-- Document excerpt --
────────────────────────────────────────
People who talk with their mouth full of food, plug sockets left on without anything plugged in and people “borrowing” my stuff without my permission. Grr. But, nothing quite annoys me like lens flare. It’s the bane of TV and film. No, it’s not arty to obscure what’s happening on-screen with blinding light, it’s stupid.

What brought this ridiculous technique back into the limelight for me was BBC’s new Trust Me drama series, starring the newly announced 13th Doctor, Jodie Whittaker. I sat down with my parents out of interest to watch Jodie play a ‘doctor’, before becoming THE Doctor, and it all seemed tame and enjoyable, until we moved to the operation theatre. Oh my god, my eyes. My poor, relaxed eyes. Lens flare, lens flare and lens flare. Every light becomes a blinding beacon of burning rays directly penetrating your eye sockets and resulting in a migraine. I wish they warned me to wear my sunglasses before sitting down to a relaxing drama programme, jeez.

It’s not just BBC’s Trust Me series that is guilty of trying to permanently damage the audience’s eyes, either. Nope, the most well-known perpetrator is the new series of Star Trek films. Jesus, Abrams, what were you thinking? I’m still uncertain as to what 80% of the first film entailed because I couldn’t see who was talking and what was going on. Does anyone even know what the inside of the Enterprise even looks like? Is it just walls of light? How aren’t the crew burning up? These are the crucial questions on my mind.

This amazing video on YouTube really justifies my gripe with lens flare. It’s not a “small” thing that I can ignore or just move on from, it’s so fundamental to the film that all three Star Trek films feature the style. J.J. Abrams has attempted to explain his excessive use of lens flare in his films, saying that “I love the idea that the future that they were in was so bright that it couldn’t be contained and it just sort of broke through…”. I can kind of see where he’s coming from? Nah, not really, he’s crazy. No matter what you say J.J., lens flare will never prevail!

I would love to discuss with you the fine details of using lens flare in film, but the thought of doing so makes me angry. So, instead I’m going sit in a dark room, close my eyes, and wait until the next episode of Game of Thrones comes on.
────────────────────────────────────────
Region annotation items:

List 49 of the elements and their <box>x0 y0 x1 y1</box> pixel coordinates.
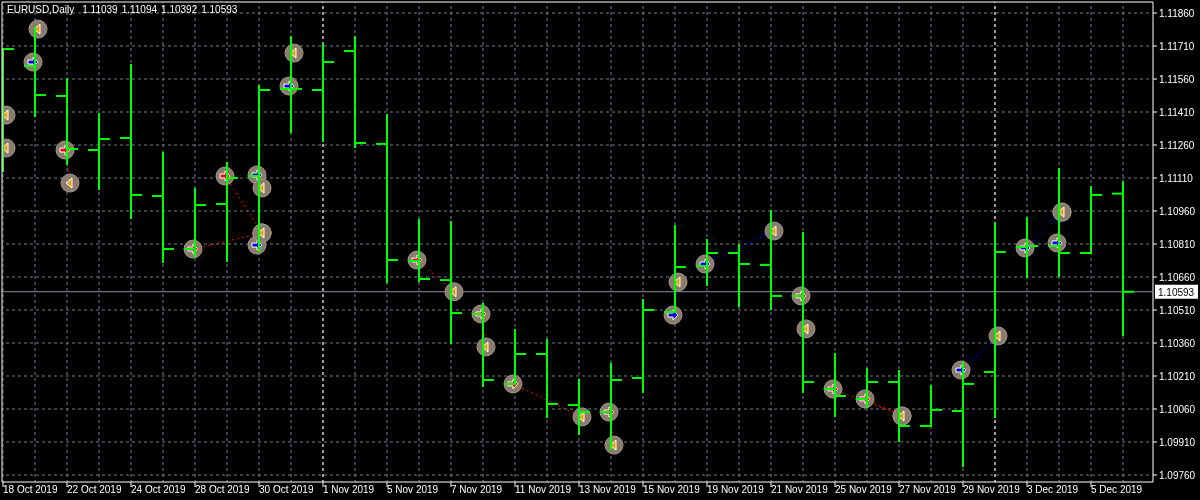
price-bar <box>567 378 591 436</box>
price-label: 1.11560 <box>1159 74 1195 85</box>
date-label: 1 Nov 2019 <box>323 484 375 495</box>
price-label: 1.11110 <box>1159 173 1193 184</box>
date-label: 3 Dec 2019 <box>1027 484 1079 495</box>
price-label: 1.11260 <box>1159 140 1195 151</box>
price-value: 1.10392 <box>161 4 198 15</box>
date-label: 18 Oct 2019 <box>3 484 58 495</box>
price-bar <box>823 351 847 418</box>
price-label: 1.10210 <box>1159 371 1196 382</box>
price-label: 1.11410 <box>1159 107 1195 118</box>
price-label: 1.09760 <box>1159 470 1196 481</box>
date-label: 30 Oct 2019 <box>259 484 314 495</box>
date-label: 27 Nov 2019 <box>899 484 956 495</box>
date-label: 11 Nov 2019 <box>515 484 571 495</box>
date-label: 29 Nov 2019 <box>963 484 1020 495</box>
price-label: 1.10960 <box>1159 206 1196 217</box>
price-value: 1.11039 <box>82 4 118 15</box>
date-label: 15 Nov 2019 <box>643 484 700 495</box>
price-bar <box>855 367 879 409</box>
price-bar <box>727 243 751 308</box>
date-label: 24 Oct 2019 <box>131 484 186 495</box>
price-label: 1.10510 <box>1159 305 1196 316</box>
date-label: 5 Nov 2019 <box>387 484 439 495</box>
date-label: 19 Nov 2019 <box>707 484 764 495</box>
price-bar <box>407 217 431 284</box>
date-label: 22 Oct 2019 <box>67 484 122 495</box>
date-label: 28 Oct 2019 <box>195 484 250 495</box>
price-bar <box>1015 215 1039 280</box>
price-label: 1.10060 <box>1159 404 1196 415</box>
price-bar <box>695 237 719 287</box>
date-label: 7 Nov 2019 <box>451 484 503 495</box>
price-bar <box>1079 184 1103 255</box>
date-label: 21 Nov 2019 <box>771 484 828 495</box>
date-label: 13 Nov 2019 <box>579 484 636 495</box>
price-label: 1.10810 <box>1159 239 1196 250</box>
date-label: 25 Nov 2019 <box>835 484 892 495</box>
price-label: 1.11860 <box>1159 8 1195 19</box>
price-bar <box>503 327 527 386</box>
price-label: 1.11710 <box>1159 41 1195 52</box>
date-label: 5 Dec 2019 <box>1091 484 1143 495</box>
price-bar <box>919 384 943 429</box>
price-label: 1.10660 <box>1159 272 1196 283</box>
symbol-label: EURUSD,Daily <box>7 4 75 15</box>
price-value: 1.10593 <box>201 4 238 15</box>
price-bar <box>183 186 207 258</box>
price-label: 1.10360 <box>1159 338 1196 349</box>
price-label: 1.09910 <box>1159 437 1196 448</box>
price-value: 1.11094 <box>121 4 158 15</box>
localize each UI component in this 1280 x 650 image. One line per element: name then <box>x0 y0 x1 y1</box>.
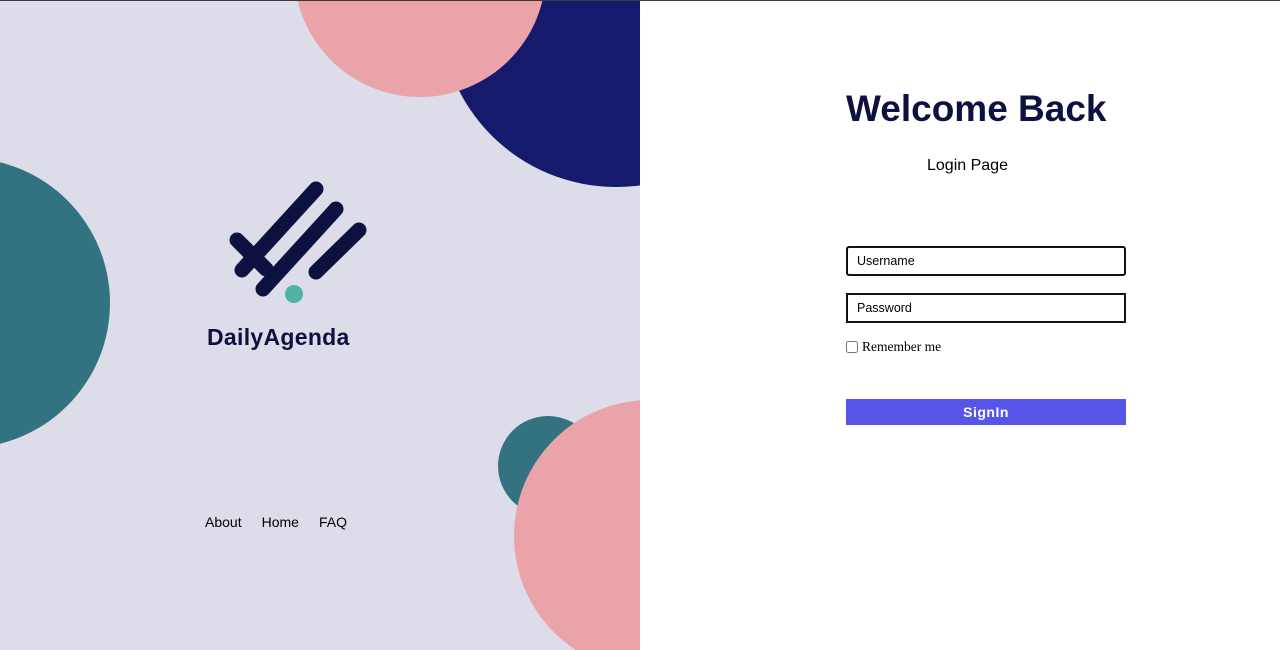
login-panel: Welcome Back Login Page Remember me Sign… <box>640 0 1280 650</box>
nav-link-home[interactable]: Home <box>262 514 299 530</box>
nav-link-faq[interactable]: FAQ <box>319 514 347 530</box>
top-border <box>0 0 1280 1</box>
remember-me-label[interactable]: Remember me <box>862 339 941 355</box>
remember-me-row: Remember me <box>846 339 941 355</box>
page-title: Welcome Back <box>846 88 1107 129</box>
footer-nav: About Home FAQ <box>205 514 367 530</box>
decorative-teal-circle-left <box>0 158 110 448</box>
dailyagenda-logo-icon <box>229 181 367 303</box>
page-subtitle: Login Page <box>927 157 1008 174</box>
nav-link-about[interactable]: About <box>205 514 242 530</box>
remember-me-checkbox[interactable] <box>846 341 858 353</box>
brand-name: DailyAgenda <box>207 324 350 350</box>
password-input[interactable] <box>846 293 1126 323</box>
branding-panel: DailyAgenda About Home FAQ <box>0 0 640 650</box>
signin-button[interactable]: SignIn <box>846 399 1126 425</box>
username-input[interactable] <box>846 246 1126 276</box>
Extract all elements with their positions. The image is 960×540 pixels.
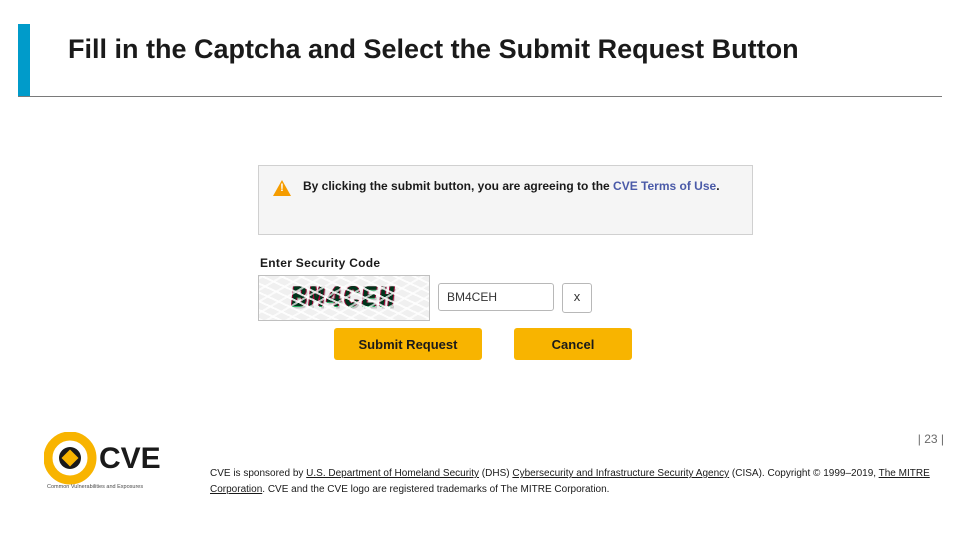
slide-title: Fill in the Captcha and Select the Submi…	[68, 34, 799, 65]
footer-t3: (CISA). Copyright © 1999–2019,	[729, 468, 879, 479]
slide-accent-bar	[18, 24, 30, 96]
terms-text: By clicking the submit button, you are a…	[303, 178, 720, 195]
captcha-clear-button[interactable]: x	[562, 283, 592, 313]
footer-link-dhs[interactable]: U.S. Department of Homeland Security	[306, 468, 479, 479]
footer-t4: . CVE and the CVE logo are registered tr…	[262, 484, 609, 495]
footer-text: CVE is sponsored by U.S. Department of H…	[210, 466, 942, 497]
footer-t1: CVE is sponsored by	[210, 468, 306, 479]
captcha-distortion	[259, 276, 429, 320]
page-number: | 23 |	[918, 432, 944, 446]
cve-logo: CVE Common Vulnerabilities and Exposures	[44, 432, 174, 492]
logo-tagline: Common Vulnerabilities and Exposures	[47, 484, 143, 490]
cancel-button[interactable]: Cancel	[514, 328, 632, 360]
title-rule	[18, 96, 942, 97]
svg-text:CVE: CVE	[99, 442, 161, 475]
terms-panel: By clicking the submit button, you are a…	[258, 165, 753, 235]
warning-icon	[273, 180, 291, 196]
captcha-input[interactable]	[438, 283, 554, 311]
footer-link-cisa[interactable]: Cybersecurity and Infrastructure Securit…	[512, 468, 729, 479]
captcha-label: Enter Security Code	[260, 256, 380, 270]
terms-pre: By clicking the submit button, you are a…	[303, 179, 613, 193]
footer-t2: (DHS)	[479, 468, 512, 479]
captcha-image: BM4CEH	[258, 275, 430, 321]
terms-post: .	[716, 179, 719, 193]
submit-request-button[interactable]: Submit Request	[334, 328, 482, 360]
terms-link[interactable]: CVE Terms of Use	[613, 179, 716, 193]
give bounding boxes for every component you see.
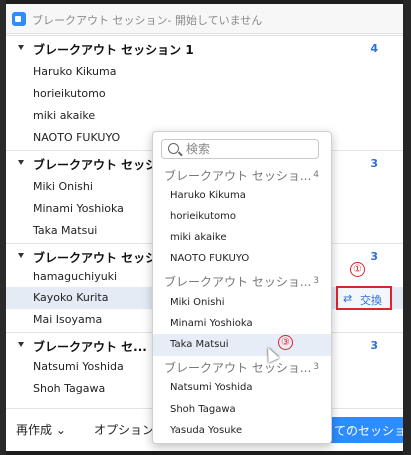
participant-name: Natsumi Yoshida [33,360,124,373]
swap-button-label: 交換 [360,294,382,307]
popup-group-header: ブレークアウト セッショ... 4 [153,164,331,186]
swap-target-popup: ブレークアウト セッショ... 4 Haruko Kikuma horieiku… [152,131,332,444]
group-name: ブレークアウト セッショ... [164,361,312,375]
participant-row[interactable]: horieikutomo [6,83,403,105]
popup-participant[interactable]: horieikutomo [153,206,331,228]
participant-name: Minami Yoshioka [170,318,253,329]
background-right-edge [403,0,411,455]
participant-name: horieikutomo [33,87,106,100]
annotation-marker-1: ① [350,262,365,277]
participant-name: miki akaike [33,109,96,122]
group-count: 4 [313,170,319,180]
participant-row[interactable]: miki akaike [6,105,403,127]
participant-name: horieikutomo [170,211,236,222]
popup-participant[interactable]: Yasuda Yosuke [153,420,331,442]
session-count: 3 [370,339,378,352]
group-count: 3 [313,362,319,372]
session-name: ブレークアウト セ... [33,340,147,354]
popup-participant[interactable]: Shoh Tagawa [153,399,331,421]
popup-group-header: ブレークアウト セッショ... 3 [153,356,331,378]
window-title: ブレークアウト セッション- 開始していません [32,14,263,27]
popup-participant[interactable]: miki akaike [153,227,331,249]
participant-name: Shoh Tagawa [33,382,106,395]
open-all-sessions-button[interactable]: てのセッション [330,417,403,443]
session-name: ブレークアウト セッション 1 [33,43,194,57]
group-name: ブレークアウト セッショ... [164,275,312,289]
session-header-1[interactable]: ブレークアウト セッション 1 4 [6,35,403,59]
swap-button[interactable]: ⇄ 交換 [336,286,392,310]
zoom-app-icon [12,12,26,26]
popup-participant[interactable]: NAOTO FUKUYO [153,248,331,270]
participant-name: Shoh Tagawa [170,404,236,415]
participant-name: NAOTO FUKUYO [33,131,121,144]
collapse-triangle-icon[interactable] [18,342,24,347]
collapse-triangle-icon[interactable] [18,160,24,165]
session-count: 3 [370,250,378,263]
annotation-marker-3: ③ [278,335,293,350]
participant-name: Natsumi Yoshida [170,382,253,393]
session-count: 4 [370,42,378,55]
participant-name: hamaguchiyuki [33,270,118,283]
participant-name: Haruko Kikuma [170,190,246,201]
title-bar: ブレークアウト セッション- 開始していません [6,4,403,34]
participant-name: Miki Onishi [33,180,93,193]
participant-name: Mai Isoyama [33,313,103,326]
participant-name: Minami Yoshioka [33,202,124,215]
collapse-triangle-icon[interactable] [18,253,24,258]
participant-name: miki akaike [170,232,227,243]
swap-arrows-icon: ⇄ [343,292,353,305]
popup-participant[interactable]: Natsumi Yoshida [153,377,331,399]
session-count: 3 [370,157,378,170]
group-count: 3 [313,276,319,286]
participant-name: Kayoko Kurita [33,291,109,304]
popup-participant-hovered[interactable]: Taka Matsui [153,334,331,356]
popup-participant[interactable]: Minami Yoshioka [153,313,331,335]
participant-name: Taka Matsui [170,339,229,350]
participant-name: Taka Matsui [33,224,98,237]
collapse-triangle-icon[interactable] [18,45,24,50]
group-name: ブレークアウト セッショ... [164,169,312,183]
participant-name: Haruko Kikuma [33,65,117,78]
options-button[interactable]: オプション [94,421,154,438]
popup-group-header: ブレークアウト セッショ... 3 [153,270,331,292]
participant-row[interactable]: Haruko Kikuma [6,61,403,83]
popup-participant[interactable]: Haruko Kikuma [153,185,331,207]
search-input[interactable] [186,141,316,157]
popup-participant[interactable]: Miki Onishi [153,292,331,314]
participant-name: NAOTO FUKUYO [170,253,250,264]
participant-name: Yasuda Yosuke [170,425,243,436]
search-icon [168,143,179,154]
participant-name: Miki Onishi [170,297,225,308]
search-box[interactable] [161,139,319,159]
recreate-button[interactable]: 再作成 ⌄ [16,421,66,438]
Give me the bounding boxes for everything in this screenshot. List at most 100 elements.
────────────────────────────────────────
-- Problem details --
Please say whether each statement agrees with the lens flare post above, answering yes or no and quoting the words of the post that decide it. 1. The writer watched Trust Me with their parents. 2. According to the writer, all three Star Trek films feature lens flare. 3. The writer closes by planning to wait for the next Star Trek film.

-- Complete response --
1. Yes: "I sat down with my parents out of interest to watch Jodie play a ‘doctor’"
2. Yes: "all three Star Trek films feature the style"
3. No: "wait until the next episode of Game of Thrones comes on"